Written problem:
Please report every line from the material that contains the word "question".

— BEGIN Given entries —

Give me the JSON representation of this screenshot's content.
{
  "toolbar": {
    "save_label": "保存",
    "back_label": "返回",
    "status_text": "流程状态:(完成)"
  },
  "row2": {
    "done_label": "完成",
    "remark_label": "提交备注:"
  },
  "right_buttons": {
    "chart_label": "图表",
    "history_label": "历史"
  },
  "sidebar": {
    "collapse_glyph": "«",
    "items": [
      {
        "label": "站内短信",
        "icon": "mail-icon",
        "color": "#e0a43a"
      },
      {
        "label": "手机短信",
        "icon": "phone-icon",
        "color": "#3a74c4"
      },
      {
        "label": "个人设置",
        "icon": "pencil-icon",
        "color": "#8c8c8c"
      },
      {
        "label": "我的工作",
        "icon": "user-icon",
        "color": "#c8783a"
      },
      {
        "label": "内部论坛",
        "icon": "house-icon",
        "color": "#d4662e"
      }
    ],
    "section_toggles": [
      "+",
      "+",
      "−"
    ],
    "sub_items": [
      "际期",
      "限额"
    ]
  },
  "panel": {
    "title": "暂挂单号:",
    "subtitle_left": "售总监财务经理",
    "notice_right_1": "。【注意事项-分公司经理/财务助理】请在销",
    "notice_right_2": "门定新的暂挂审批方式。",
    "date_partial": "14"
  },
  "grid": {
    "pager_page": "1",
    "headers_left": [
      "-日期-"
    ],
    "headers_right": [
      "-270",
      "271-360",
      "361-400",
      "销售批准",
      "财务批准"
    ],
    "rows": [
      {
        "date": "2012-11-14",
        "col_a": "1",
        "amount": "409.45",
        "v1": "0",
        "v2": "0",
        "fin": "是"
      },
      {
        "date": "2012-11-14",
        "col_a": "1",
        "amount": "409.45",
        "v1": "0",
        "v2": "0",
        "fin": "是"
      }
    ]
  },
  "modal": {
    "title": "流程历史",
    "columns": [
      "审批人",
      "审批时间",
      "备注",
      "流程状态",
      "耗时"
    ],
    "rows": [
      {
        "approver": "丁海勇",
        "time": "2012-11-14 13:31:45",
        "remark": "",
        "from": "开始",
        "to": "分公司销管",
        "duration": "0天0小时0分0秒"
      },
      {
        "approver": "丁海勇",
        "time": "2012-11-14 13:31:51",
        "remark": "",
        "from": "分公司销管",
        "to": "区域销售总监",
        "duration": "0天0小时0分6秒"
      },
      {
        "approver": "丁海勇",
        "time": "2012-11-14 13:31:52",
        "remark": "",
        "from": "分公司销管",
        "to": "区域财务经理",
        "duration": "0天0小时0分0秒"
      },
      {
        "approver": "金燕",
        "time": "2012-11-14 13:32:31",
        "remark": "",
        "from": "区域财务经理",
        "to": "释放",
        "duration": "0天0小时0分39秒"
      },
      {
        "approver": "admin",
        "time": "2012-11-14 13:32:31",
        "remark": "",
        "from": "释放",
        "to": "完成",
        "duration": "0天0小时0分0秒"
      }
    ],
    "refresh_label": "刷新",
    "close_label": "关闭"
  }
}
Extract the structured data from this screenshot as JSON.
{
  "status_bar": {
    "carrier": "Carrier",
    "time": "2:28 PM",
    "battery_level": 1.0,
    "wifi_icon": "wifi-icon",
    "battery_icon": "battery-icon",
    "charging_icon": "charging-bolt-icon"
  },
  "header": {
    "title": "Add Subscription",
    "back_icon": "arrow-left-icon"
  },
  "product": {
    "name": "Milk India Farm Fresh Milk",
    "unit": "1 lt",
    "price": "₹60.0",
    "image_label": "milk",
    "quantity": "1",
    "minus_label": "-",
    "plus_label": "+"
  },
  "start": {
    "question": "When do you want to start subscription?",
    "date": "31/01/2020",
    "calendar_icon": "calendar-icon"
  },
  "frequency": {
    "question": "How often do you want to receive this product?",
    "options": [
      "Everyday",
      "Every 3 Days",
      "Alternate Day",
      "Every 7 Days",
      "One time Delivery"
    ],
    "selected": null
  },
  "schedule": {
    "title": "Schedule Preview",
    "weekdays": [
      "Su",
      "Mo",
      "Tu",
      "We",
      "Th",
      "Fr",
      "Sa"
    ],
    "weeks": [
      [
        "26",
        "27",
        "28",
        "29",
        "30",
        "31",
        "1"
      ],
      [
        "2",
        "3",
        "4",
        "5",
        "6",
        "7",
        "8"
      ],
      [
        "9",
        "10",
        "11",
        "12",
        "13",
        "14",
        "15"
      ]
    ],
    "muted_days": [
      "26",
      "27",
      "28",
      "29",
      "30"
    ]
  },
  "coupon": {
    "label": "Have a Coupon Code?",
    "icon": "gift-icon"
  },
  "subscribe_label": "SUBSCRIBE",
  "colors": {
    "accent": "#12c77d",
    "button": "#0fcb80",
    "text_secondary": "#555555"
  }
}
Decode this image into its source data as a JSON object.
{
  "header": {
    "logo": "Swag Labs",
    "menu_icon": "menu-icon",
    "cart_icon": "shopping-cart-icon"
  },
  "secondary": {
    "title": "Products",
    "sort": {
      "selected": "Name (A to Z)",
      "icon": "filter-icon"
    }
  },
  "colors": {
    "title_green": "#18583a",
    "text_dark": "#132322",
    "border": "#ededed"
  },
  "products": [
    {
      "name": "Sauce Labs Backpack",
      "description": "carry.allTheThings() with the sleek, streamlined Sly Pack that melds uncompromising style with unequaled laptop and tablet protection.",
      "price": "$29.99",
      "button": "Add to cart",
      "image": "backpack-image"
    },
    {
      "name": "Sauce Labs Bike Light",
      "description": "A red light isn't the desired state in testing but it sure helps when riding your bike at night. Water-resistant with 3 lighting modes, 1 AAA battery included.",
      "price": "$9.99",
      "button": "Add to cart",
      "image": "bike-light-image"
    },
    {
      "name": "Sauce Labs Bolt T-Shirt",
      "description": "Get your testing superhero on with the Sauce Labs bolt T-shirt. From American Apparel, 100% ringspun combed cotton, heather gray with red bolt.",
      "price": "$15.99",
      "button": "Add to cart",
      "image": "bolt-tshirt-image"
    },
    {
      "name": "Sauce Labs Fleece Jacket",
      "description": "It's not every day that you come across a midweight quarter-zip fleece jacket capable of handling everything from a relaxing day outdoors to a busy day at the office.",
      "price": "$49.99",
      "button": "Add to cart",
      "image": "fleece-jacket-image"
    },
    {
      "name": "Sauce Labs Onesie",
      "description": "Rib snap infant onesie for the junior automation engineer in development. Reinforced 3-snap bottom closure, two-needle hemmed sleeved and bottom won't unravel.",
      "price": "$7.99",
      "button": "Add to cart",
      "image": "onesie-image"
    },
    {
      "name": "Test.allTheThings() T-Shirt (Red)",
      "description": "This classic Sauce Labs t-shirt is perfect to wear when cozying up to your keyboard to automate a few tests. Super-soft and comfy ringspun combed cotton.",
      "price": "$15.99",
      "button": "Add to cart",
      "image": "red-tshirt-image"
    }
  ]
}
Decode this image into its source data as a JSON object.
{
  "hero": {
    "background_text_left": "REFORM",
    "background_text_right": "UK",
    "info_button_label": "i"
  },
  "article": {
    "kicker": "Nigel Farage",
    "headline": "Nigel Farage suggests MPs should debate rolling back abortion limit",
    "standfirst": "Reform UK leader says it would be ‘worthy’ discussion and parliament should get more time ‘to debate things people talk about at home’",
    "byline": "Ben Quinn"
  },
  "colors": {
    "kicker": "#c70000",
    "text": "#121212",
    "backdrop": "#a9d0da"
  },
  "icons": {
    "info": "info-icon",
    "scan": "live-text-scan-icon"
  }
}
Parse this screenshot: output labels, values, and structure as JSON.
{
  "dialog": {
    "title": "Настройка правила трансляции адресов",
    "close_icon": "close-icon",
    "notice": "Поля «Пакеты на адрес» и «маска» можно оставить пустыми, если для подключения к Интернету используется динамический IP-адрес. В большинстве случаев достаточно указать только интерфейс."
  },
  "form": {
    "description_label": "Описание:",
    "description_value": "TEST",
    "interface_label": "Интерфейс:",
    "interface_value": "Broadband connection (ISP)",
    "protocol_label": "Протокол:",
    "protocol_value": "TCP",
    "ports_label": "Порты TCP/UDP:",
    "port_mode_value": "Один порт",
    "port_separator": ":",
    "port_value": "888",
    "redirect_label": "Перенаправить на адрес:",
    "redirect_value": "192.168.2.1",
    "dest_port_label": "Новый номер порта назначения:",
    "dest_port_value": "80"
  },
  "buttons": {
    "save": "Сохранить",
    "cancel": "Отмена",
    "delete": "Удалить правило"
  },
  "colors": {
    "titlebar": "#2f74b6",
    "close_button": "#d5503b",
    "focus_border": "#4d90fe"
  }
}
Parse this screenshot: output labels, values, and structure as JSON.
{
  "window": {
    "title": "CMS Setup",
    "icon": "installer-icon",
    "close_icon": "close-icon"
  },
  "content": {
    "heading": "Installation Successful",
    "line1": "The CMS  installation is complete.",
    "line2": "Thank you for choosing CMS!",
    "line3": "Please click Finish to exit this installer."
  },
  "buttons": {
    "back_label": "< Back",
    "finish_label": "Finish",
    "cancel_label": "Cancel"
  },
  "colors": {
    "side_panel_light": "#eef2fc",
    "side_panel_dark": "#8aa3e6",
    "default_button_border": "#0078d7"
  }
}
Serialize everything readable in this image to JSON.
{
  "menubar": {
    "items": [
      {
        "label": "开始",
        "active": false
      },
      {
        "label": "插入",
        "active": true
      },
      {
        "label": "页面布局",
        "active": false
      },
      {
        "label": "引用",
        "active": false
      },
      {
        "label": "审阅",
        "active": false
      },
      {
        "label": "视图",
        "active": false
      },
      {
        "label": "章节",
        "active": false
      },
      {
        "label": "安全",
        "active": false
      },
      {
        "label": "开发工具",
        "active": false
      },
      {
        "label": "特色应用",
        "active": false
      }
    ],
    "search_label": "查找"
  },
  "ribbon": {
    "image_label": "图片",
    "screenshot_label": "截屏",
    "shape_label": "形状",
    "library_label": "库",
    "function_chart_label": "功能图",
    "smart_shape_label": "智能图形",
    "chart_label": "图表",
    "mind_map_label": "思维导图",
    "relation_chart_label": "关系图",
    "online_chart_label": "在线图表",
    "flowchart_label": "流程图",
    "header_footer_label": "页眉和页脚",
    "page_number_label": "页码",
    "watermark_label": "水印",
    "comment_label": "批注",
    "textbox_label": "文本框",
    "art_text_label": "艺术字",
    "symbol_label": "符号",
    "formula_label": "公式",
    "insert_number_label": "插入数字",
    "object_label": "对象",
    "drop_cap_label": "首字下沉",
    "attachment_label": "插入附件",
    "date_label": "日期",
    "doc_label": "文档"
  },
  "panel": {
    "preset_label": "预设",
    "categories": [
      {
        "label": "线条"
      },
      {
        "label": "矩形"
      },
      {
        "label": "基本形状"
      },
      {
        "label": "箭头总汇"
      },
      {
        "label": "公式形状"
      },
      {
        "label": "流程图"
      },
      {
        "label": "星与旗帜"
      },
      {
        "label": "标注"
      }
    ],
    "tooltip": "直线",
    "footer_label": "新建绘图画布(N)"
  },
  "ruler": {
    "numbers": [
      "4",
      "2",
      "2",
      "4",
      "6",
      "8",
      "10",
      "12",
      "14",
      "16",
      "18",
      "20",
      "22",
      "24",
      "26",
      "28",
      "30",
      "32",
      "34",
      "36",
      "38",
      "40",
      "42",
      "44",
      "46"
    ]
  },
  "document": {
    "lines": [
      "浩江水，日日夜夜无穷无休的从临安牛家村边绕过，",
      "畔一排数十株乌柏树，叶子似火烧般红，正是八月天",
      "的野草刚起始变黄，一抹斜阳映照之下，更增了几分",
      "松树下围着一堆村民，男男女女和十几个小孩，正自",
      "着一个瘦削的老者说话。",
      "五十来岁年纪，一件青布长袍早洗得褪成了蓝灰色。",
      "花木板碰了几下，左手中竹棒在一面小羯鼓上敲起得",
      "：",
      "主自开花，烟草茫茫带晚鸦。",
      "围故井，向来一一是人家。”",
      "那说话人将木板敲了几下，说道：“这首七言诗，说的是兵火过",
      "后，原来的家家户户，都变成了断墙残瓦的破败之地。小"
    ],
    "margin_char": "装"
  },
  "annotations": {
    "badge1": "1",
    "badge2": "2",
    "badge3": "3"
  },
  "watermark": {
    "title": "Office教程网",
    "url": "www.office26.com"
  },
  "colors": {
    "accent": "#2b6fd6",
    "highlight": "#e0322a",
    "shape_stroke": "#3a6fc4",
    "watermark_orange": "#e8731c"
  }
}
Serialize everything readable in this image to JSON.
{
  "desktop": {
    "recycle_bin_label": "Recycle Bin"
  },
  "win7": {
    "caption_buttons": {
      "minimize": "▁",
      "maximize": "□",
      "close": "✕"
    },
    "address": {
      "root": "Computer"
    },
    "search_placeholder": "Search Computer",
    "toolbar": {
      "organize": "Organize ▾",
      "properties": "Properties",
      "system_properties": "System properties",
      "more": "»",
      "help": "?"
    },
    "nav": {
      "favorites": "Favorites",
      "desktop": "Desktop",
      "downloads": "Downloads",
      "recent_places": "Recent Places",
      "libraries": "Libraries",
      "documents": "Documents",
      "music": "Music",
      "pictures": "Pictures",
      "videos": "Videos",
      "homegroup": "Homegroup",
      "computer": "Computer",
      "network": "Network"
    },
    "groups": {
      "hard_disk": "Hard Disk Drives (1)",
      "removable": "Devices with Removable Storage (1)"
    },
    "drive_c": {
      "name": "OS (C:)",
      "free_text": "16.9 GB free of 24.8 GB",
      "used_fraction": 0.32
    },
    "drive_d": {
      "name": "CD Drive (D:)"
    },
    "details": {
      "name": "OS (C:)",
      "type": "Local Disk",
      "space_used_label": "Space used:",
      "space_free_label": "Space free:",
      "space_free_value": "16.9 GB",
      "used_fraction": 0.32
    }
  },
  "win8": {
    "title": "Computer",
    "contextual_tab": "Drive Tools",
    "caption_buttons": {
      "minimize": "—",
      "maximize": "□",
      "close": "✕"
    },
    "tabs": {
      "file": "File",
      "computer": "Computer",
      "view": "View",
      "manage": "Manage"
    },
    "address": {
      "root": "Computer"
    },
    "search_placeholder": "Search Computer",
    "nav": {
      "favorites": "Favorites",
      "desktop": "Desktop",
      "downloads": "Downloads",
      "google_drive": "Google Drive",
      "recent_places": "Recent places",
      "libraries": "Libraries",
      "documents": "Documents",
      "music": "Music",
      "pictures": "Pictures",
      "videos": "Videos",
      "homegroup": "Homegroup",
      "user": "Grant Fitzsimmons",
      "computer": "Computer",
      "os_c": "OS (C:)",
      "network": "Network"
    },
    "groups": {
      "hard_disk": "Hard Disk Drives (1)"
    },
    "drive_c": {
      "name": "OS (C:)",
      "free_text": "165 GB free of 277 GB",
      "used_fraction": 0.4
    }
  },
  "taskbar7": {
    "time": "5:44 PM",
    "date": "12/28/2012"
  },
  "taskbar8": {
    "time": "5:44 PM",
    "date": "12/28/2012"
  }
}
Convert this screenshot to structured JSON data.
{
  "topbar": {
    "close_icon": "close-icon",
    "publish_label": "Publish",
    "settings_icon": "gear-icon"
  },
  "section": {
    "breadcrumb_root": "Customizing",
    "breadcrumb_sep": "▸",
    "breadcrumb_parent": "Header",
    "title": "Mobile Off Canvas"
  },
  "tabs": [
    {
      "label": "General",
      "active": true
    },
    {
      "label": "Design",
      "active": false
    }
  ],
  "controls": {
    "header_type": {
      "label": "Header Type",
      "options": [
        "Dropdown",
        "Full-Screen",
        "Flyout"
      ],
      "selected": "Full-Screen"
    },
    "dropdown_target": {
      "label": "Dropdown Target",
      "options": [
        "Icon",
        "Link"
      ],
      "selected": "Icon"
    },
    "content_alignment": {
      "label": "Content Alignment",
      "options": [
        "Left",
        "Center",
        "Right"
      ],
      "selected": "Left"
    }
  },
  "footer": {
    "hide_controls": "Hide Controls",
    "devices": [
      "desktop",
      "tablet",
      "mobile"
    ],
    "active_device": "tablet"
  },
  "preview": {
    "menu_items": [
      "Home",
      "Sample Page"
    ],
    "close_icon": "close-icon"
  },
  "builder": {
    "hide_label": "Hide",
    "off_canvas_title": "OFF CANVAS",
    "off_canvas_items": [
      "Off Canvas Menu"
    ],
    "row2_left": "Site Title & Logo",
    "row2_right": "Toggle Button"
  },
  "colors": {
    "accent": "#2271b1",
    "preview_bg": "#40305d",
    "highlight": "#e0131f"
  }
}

— END Given entries —

Answer to this problem:
    "question": "When do you want to start subscription?",
    "question": "How often do you want to receive this product?",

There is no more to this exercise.